BEGIN Material supplied

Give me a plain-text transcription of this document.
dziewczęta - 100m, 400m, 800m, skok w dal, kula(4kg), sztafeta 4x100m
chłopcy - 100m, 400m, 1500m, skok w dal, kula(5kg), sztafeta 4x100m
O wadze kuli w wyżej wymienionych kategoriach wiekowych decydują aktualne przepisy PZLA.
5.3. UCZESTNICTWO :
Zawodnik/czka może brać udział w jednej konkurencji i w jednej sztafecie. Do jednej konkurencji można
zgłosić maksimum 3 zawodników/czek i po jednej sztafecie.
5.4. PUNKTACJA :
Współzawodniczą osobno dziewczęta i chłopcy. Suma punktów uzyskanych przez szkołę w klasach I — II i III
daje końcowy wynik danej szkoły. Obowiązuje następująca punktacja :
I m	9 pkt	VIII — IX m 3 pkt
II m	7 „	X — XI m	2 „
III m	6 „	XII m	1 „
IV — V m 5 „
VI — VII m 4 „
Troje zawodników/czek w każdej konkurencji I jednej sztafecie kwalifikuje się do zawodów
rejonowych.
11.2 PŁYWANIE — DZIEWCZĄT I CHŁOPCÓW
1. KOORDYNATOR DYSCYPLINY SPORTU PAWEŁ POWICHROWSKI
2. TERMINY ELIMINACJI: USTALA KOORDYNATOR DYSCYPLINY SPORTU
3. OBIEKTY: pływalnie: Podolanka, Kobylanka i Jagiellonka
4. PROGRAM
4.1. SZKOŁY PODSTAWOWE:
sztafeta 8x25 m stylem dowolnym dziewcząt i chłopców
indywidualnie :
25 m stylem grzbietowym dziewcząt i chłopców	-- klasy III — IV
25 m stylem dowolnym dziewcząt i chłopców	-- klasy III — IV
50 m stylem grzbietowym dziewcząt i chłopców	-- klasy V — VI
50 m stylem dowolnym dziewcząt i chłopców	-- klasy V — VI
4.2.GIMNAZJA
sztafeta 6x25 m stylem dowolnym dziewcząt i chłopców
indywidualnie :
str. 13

END Material supplied
BEGIN Material supplied

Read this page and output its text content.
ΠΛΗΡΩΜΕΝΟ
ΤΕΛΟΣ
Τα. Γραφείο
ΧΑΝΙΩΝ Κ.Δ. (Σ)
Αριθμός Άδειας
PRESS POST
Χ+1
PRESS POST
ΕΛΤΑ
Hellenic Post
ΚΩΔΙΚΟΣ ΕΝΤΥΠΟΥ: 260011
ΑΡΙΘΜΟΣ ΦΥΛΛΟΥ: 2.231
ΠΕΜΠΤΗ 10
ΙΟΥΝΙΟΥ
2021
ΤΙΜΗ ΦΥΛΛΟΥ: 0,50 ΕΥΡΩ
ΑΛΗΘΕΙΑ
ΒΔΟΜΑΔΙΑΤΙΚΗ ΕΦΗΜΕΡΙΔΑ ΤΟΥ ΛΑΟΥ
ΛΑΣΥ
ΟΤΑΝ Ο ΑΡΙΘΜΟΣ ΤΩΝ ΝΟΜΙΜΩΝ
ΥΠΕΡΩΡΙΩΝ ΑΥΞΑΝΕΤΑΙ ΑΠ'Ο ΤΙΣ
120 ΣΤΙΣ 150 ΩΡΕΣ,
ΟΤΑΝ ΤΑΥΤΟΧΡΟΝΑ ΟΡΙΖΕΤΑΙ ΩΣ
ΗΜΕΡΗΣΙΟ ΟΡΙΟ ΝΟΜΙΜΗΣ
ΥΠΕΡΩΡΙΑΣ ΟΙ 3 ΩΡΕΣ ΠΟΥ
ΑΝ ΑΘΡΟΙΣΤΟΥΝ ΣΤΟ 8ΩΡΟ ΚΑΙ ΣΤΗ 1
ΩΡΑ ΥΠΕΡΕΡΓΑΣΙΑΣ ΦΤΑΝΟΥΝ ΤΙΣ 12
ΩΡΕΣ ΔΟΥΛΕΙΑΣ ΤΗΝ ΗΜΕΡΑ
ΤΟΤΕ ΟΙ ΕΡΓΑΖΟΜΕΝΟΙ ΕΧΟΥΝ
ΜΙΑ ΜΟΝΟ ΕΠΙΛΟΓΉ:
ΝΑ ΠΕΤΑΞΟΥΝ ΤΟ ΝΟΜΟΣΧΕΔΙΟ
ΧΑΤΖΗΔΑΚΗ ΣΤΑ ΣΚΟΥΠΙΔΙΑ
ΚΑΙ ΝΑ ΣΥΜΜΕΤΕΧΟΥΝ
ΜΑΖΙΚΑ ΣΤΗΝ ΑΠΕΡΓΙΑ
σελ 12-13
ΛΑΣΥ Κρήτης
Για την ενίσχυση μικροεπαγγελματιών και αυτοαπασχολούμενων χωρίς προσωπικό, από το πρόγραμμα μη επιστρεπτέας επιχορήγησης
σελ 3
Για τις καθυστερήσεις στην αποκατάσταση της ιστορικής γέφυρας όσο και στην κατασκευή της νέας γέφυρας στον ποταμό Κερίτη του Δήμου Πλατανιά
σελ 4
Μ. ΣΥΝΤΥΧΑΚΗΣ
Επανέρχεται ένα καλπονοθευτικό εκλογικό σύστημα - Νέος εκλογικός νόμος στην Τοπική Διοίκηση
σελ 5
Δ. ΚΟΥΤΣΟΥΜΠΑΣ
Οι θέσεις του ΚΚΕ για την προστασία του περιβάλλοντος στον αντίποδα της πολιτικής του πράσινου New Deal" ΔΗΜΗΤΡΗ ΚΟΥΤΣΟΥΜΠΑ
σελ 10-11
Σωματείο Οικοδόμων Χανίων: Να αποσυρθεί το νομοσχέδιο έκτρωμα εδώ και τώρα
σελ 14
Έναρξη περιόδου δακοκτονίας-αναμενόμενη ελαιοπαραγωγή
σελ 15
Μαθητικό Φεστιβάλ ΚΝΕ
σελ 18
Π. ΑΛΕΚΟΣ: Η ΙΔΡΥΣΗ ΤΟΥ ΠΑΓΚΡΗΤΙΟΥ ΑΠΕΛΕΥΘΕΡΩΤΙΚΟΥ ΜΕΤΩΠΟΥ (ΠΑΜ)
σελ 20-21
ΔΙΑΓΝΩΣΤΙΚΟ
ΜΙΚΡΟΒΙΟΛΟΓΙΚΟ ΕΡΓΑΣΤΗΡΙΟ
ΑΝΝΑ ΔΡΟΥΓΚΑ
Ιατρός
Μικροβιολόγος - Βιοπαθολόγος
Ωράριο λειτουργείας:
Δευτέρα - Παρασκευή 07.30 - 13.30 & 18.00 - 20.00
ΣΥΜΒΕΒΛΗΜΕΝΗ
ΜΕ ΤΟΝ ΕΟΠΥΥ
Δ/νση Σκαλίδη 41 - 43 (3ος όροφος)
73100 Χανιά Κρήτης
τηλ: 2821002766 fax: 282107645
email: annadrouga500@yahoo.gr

END Material supplied

- Exercise
Search the listing above for the string "chłopcy". Copy every line that contains it.

- Exercise output
chłopcy - 100m, 400m, 1500m, skok w dal, kula(5kg), sztafeta 4x100m
Współzawodniczą osobno dziewczęta i chłopcy. Suma punktów uzyskanych przez szkołę w klasach I — II i III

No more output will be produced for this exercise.